Written request ::
Work out how many lines include "name" and answer with that number only.

= = =

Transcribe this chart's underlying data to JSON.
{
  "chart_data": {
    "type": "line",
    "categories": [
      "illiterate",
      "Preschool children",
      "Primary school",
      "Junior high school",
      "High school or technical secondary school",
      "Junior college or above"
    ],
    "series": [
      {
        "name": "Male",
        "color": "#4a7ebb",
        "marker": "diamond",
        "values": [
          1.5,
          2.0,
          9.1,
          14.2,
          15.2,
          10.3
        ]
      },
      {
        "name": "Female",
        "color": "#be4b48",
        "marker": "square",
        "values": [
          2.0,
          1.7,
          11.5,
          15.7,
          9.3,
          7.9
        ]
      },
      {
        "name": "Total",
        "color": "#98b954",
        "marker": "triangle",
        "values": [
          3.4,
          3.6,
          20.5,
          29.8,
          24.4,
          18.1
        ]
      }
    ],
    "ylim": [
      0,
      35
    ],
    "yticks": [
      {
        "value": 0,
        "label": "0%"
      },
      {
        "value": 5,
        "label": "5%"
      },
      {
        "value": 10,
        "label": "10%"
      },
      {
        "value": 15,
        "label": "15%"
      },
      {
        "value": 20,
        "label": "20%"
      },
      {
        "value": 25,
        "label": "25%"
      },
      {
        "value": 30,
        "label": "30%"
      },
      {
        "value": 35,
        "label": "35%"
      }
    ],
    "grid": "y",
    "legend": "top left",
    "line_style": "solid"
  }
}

= = =

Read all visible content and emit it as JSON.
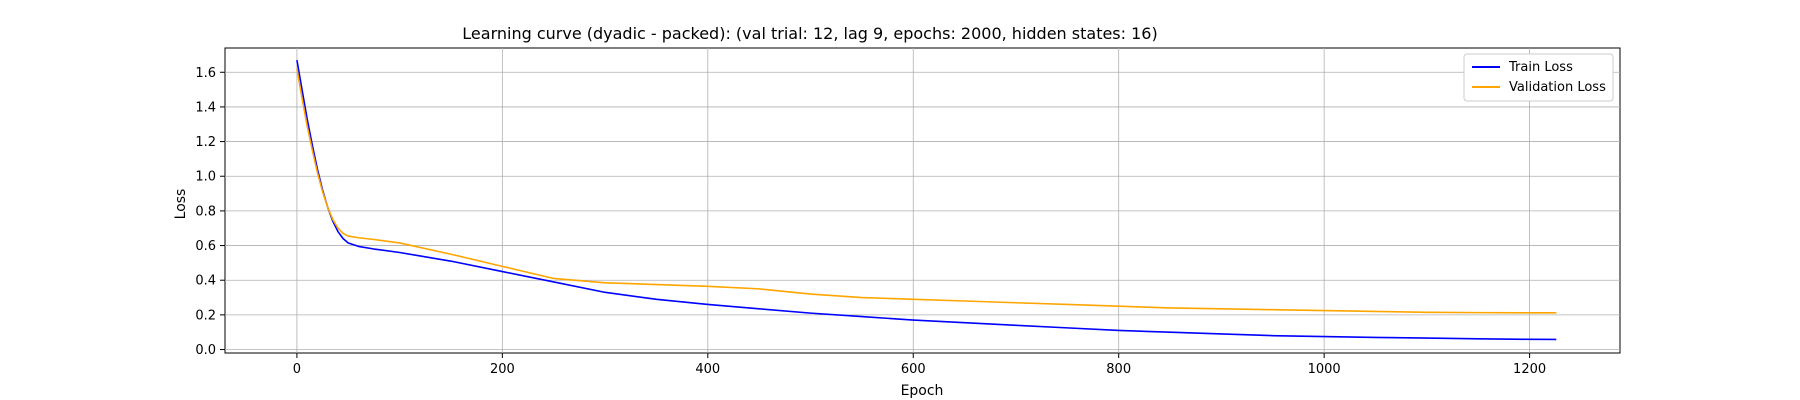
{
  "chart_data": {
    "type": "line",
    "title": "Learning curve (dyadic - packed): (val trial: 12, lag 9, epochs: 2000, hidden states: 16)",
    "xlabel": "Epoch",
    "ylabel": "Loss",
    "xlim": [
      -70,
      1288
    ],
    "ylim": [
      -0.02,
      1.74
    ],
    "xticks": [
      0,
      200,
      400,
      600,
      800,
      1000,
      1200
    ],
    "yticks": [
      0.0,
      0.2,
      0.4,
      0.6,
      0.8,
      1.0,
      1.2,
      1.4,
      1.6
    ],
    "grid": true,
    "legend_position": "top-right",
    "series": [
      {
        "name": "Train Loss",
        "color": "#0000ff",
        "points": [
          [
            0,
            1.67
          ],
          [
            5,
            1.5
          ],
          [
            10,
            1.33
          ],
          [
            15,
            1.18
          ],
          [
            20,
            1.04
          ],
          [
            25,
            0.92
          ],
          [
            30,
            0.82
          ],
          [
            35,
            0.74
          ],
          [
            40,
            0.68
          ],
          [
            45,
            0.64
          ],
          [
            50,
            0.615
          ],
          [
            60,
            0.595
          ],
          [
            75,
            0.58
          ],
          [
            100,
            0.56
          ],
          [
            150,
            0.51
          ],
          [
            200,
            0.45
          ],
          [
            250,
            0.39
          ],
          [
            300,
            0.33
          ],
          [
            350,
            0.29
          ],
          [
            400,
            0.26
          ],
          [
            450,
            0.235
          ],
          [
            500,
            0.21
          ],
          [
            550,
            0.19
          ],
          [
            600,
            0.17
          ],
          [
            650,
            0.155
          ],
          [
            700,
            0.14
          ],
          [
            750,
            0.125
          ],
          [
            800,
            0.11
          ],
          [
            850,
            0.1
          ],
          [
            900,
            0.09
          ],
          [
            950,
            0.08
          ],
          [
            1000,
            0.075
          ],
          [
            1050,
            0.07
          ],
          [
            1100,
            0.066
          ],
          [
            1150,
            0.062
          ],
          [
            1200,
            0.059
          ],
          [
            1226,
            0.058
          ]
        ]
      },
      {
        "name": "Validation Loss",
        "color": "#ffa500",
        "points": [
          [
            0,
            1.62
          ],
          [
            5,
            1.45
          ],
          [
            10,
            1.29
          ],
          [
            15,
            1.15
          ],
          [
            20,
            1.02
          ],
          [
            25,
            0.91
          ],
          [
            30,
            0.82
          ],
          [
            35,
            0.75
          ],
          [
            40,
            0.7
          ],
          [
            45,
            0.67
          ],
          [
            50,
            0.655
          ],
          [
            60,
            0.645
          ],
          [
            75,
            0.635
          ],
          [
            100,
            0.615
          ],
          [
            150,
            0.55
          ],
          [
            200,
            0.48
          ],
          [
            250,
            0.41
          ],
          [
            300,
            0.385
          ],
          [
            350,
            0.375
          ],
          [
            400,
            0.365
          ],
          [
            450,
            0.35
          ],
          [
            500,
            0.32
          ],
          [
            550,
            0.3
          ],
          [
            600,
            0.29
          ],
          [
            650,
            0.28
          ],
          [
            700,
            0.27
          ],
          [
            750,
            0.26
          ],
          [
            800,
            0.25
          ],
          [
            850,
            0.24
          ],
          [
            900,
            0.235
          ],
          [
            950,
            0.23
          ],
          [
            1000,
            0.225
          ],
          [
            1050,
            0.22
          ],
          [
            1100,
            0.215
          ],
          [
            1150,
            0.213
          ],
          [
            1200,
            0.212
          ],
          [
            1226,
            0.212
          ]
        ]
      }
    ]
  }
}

= = =

Result of the exercise ::
5